● Given task: All lines featuring the string "линза" are to be listed.

[Saved entries]
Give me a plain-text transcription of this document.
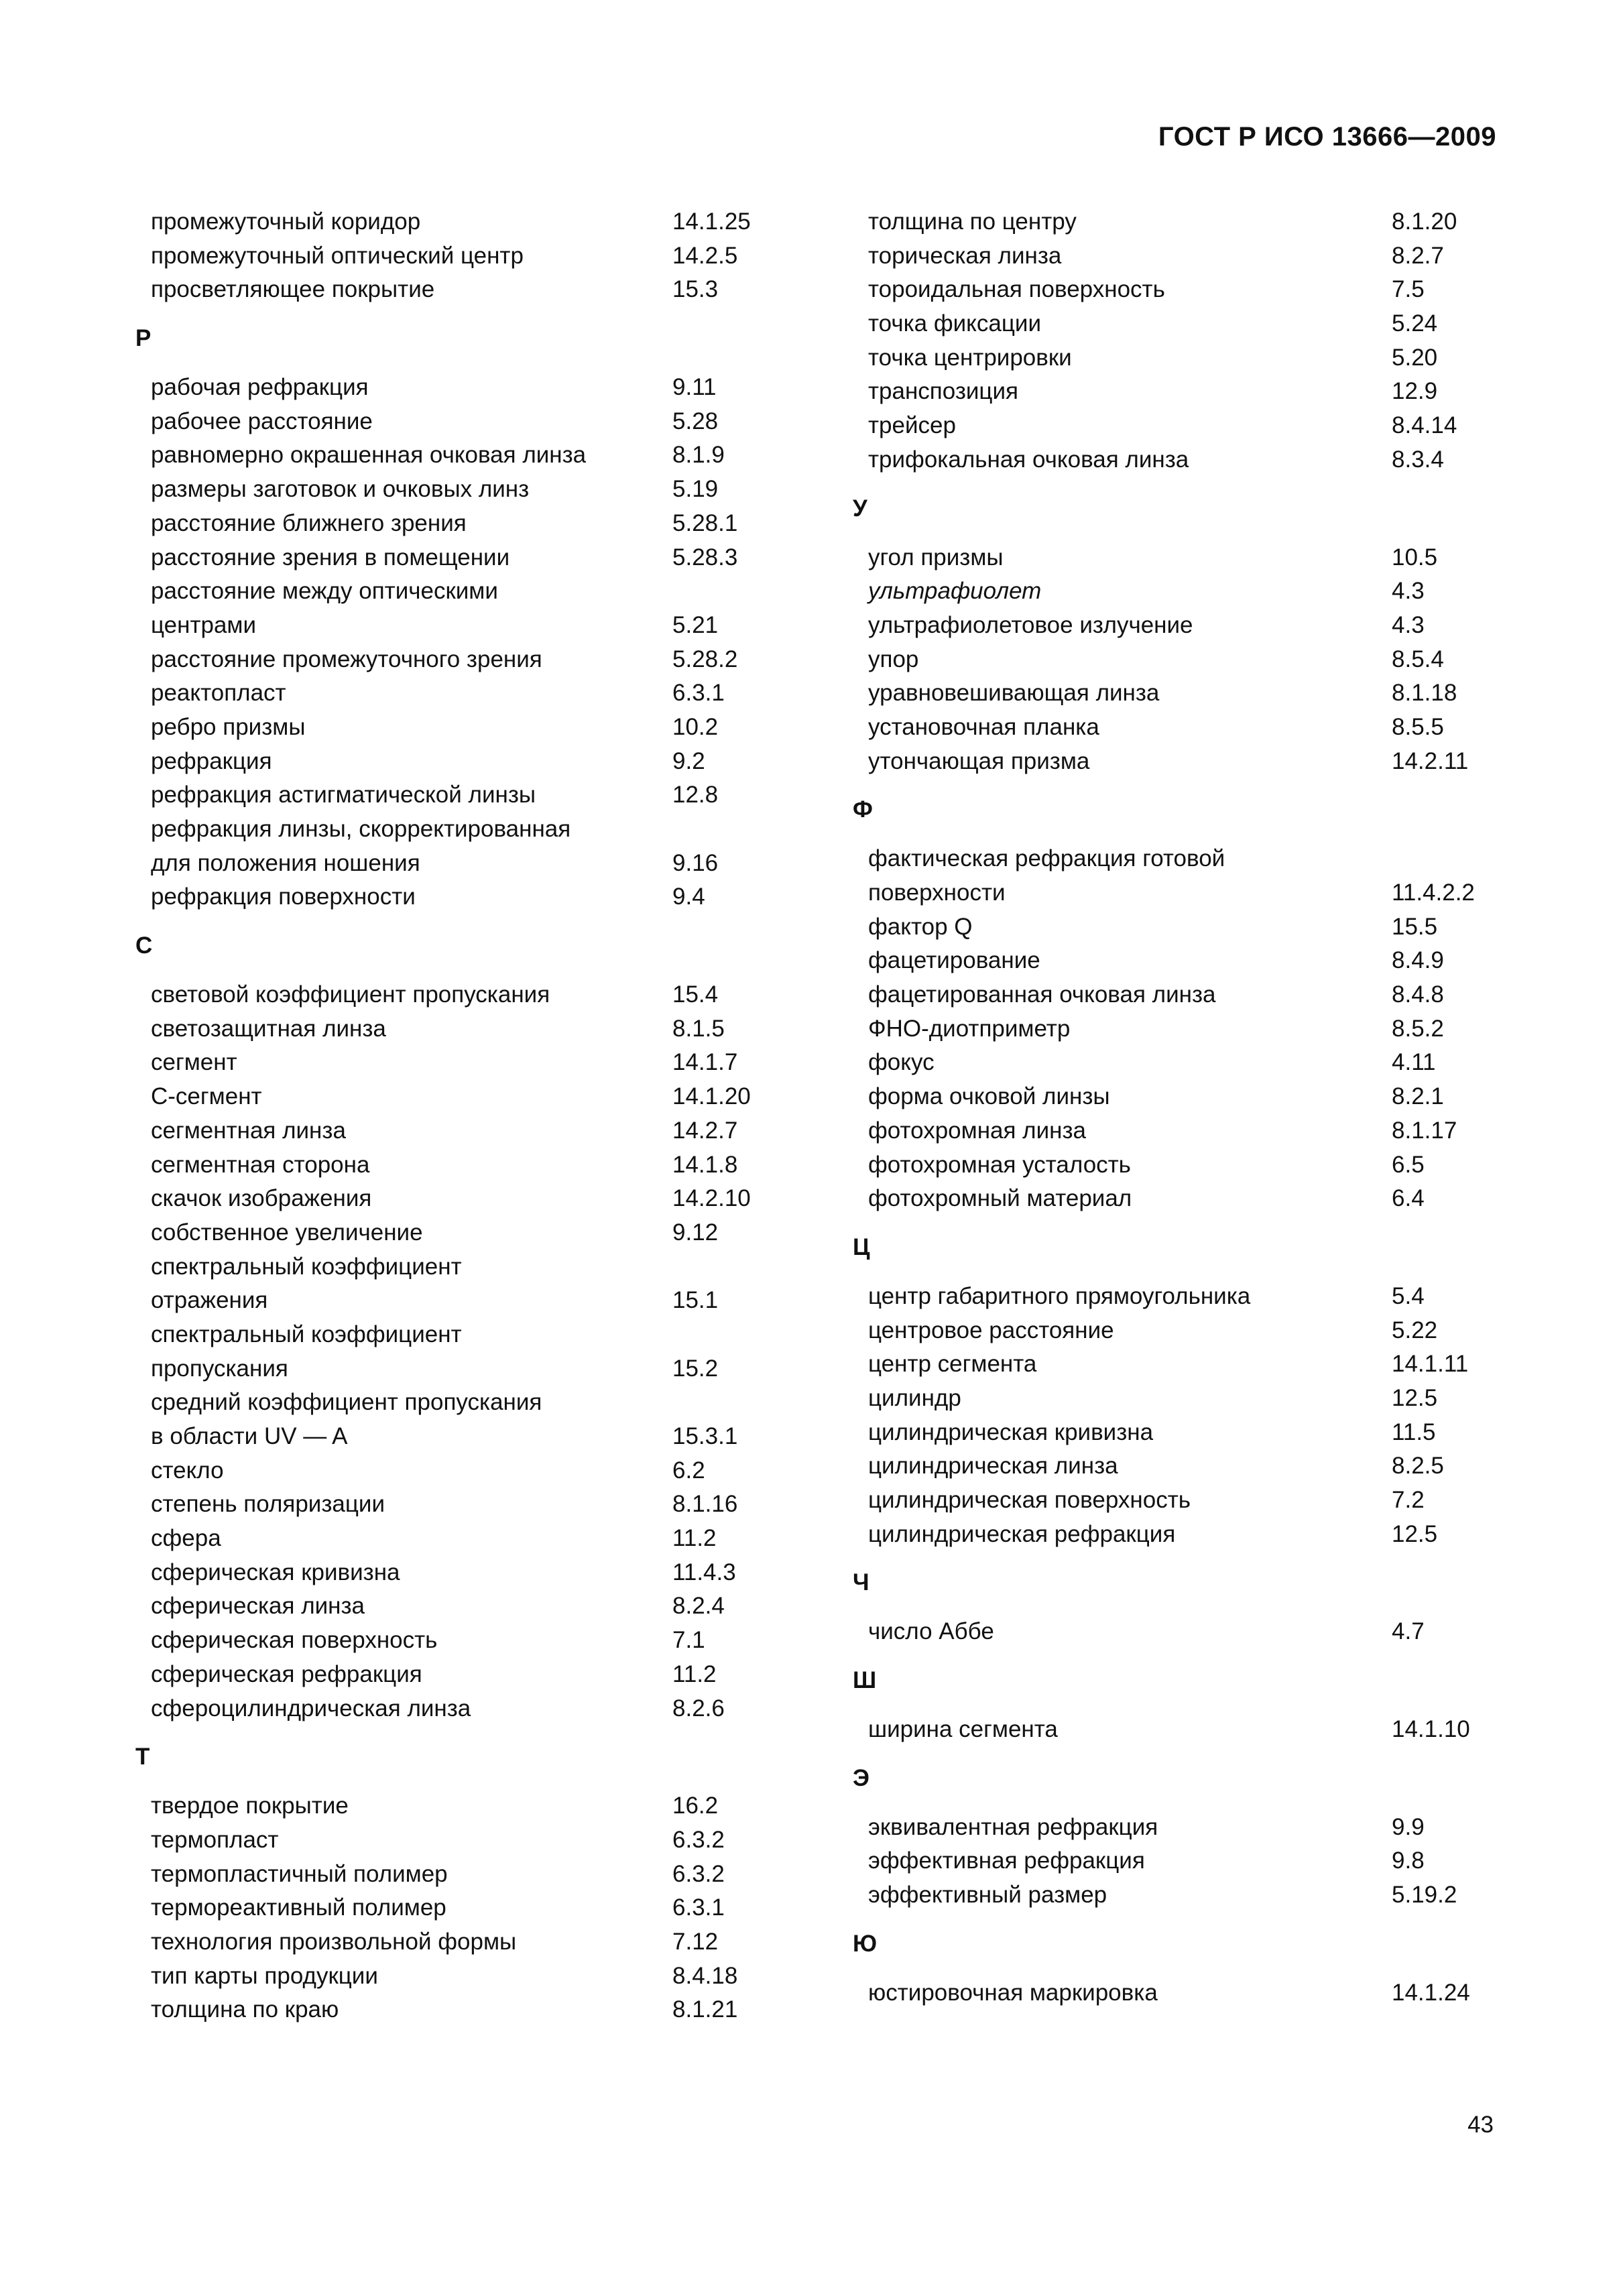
ГОСТ Р ИСО 13666—2009
промежуточный коридор	14.1.25
промежуточный оптический центр	14.2.5
просветляющее покрытие	15.3
Р
рабочая рефракция	9.11
рабочее расстояние	5.28
равномерно окрашенная очковая линза	8.1.9
размеры заготовок и очковых линз	5.19
расстояние ближнего зрения	5.28.1
расстояние зрения в помещении	5.28.3
расстояние между оптическими
центрами	5.21
расстояние промежуточного зрения	5.28.2
реактопласт	6.3.1
ребро призмы	10.2
рефракция	9.2
рефракция астигматической линзы	12.8
рефракция линзы, скорректированная
для положения ношения	9.16
рефракция поверхности	9.4
С
световой коэффициент пропускания	15.4
светозащитная линза	8.1.5
сегмент	14.1.7
С-сегмент	14.1.20
сегментная линза	14.2.7
сегментная сторона	14.1.8
скачок изображения	14.2.10
собственное увеличение	9.12
спектральный коэффициент
отражения	15.1
спектральный коэффициент
пропускания	15.2
средний коэффициент пропускания
в области UV — A	15.3.1
стекло	6.2
степень поляризации	8.1.16
сфера	11.2
сферическая кривизна	11.4.3
сферическая линза	8.2.4
сферическая поверхность	7.1
сферическая рефракция	11.2
сфероцилиндрическая линза	8.2.6
Т
твердое покрытие	16.2
термопласт	6.3.2
термопластичный полимер	6.3.2
термореактивный полимер	6.3.1
технология произвольной формы	7.12
тип карты продукции	8.4.18
толщина по краю	8.1.21
толщина по центру	8.1.20
торическая линза	8.2.7
тороидальная поверхность	7.5
точка фиксации	5.24
точка центрировки	5.20
транспозиция	12.9
трейсер	8.4.14
трифокальная очковая линза	8.3.4
У
угол призмы	10.5
ультрафиолет	4.3
ультрафиолетовое излучение	4.3
упор	8.5.4
уравновешивающая линза	8.1.18
установочная планка	8.5.5
утончающая призма	14.2.11
Ф
фактическая рефракция готовой
поверхности	11.4.2.2
фактор Q	15.5
фацетирование	8.4.9
фацетированная очковая линза	8.4.8
ФНО-диотприметр	8.5.2
фокус	4.11
форма очковой линзы	8.2.1
фотохромная линза	8.1.17
фотохромная усталость	6.5
фотохромный материал	6.4
Ц
центр габаритного прямоугольника	5.4
центровое расстояние	5.22
центр сегмента	14.1.11
цилиндр	12.5
цилиндрическая кривизна	11.5
цилиндрическая линза	8.2.5
цилиндрическая поверхность	7.2
цилиндрическая рефракция	12.5
Ч
число Аббе	4.7
Ш
ширина сегмента	14.1.10
Э
эквивалентная рефракция	9.9
эффективная рефракция	9.8
эффективный размер	5.19.2
Ю
юстировочная маркировка	14.1.24
43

● Task answer:
равномерно окрашенная очковая линза	8.1.9
светозащитная линза	8.1.5
сегментная линза	14.2.7
сферическая линза	8.2.4
сфероцилиндрическая линза	8.2.6
торическая линза	8.2.7
трифокальная очковая линза	8.3.4
уравновешивающая линза	8.1.18
фацетированная очковая линза	8.4.8
фотохромная линза	8.1.17
цилиндрическая линза	8.2.5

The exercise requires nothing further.